===== SOURCE MATERIAL

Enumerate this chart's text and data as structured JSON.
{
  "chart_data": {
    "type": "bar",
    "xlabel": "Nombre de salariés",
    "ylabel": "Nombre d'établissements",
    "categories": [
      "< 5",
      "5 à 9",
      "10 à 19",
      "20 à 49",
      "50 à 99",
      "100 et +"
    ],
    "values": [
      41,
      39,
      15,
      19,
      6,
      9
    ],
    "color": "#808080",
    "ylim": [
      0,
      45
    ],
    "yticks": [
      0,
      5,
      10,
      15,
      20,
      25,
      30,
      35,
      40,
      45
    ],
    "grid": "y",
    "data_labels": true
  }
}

==========
===== SOURCE MATERIAL

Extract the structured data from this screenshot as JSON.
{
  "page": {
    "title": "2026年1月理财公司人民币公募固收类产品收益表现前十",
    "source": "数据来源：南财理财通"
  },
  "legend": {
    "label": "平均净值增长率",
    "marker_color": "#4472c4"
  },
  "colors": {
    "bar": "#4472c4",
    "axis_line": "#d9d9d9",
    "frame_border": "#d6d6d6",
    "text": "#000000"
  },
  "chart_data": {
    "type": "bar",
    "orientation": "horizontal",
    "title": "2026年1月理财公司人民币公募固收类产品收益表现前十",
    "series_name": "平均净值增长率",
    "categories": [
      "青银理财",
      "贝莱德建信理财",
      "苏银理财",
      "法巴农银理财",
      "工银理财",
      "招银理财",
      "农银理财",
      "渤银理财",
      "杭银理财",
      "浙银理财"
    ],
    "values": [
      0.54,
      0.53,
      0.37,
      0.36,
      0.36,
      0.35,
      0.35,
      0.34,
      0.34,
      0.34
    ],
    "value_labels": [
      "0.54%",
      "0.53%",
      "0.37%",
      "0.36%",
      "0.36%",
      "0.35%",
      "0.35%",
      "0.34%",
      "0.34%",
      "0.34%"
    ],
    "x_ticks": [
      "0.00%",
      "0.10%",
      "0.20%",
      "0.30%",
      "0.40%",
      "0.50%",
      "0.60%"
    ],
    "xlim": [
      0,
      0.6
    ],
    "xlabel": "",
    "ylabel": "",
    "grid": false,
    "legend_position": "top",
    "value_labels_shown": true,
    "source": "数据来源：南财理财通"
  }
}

==========

**EXERCISE DIRECTIONS:** In the entries above, find each line with the word "Nombre" and show it.

**COMPLETE OUTPUT:**
    "xlabel": "Nombre de salariés",
    "ylabel": "Nombre d'établissements",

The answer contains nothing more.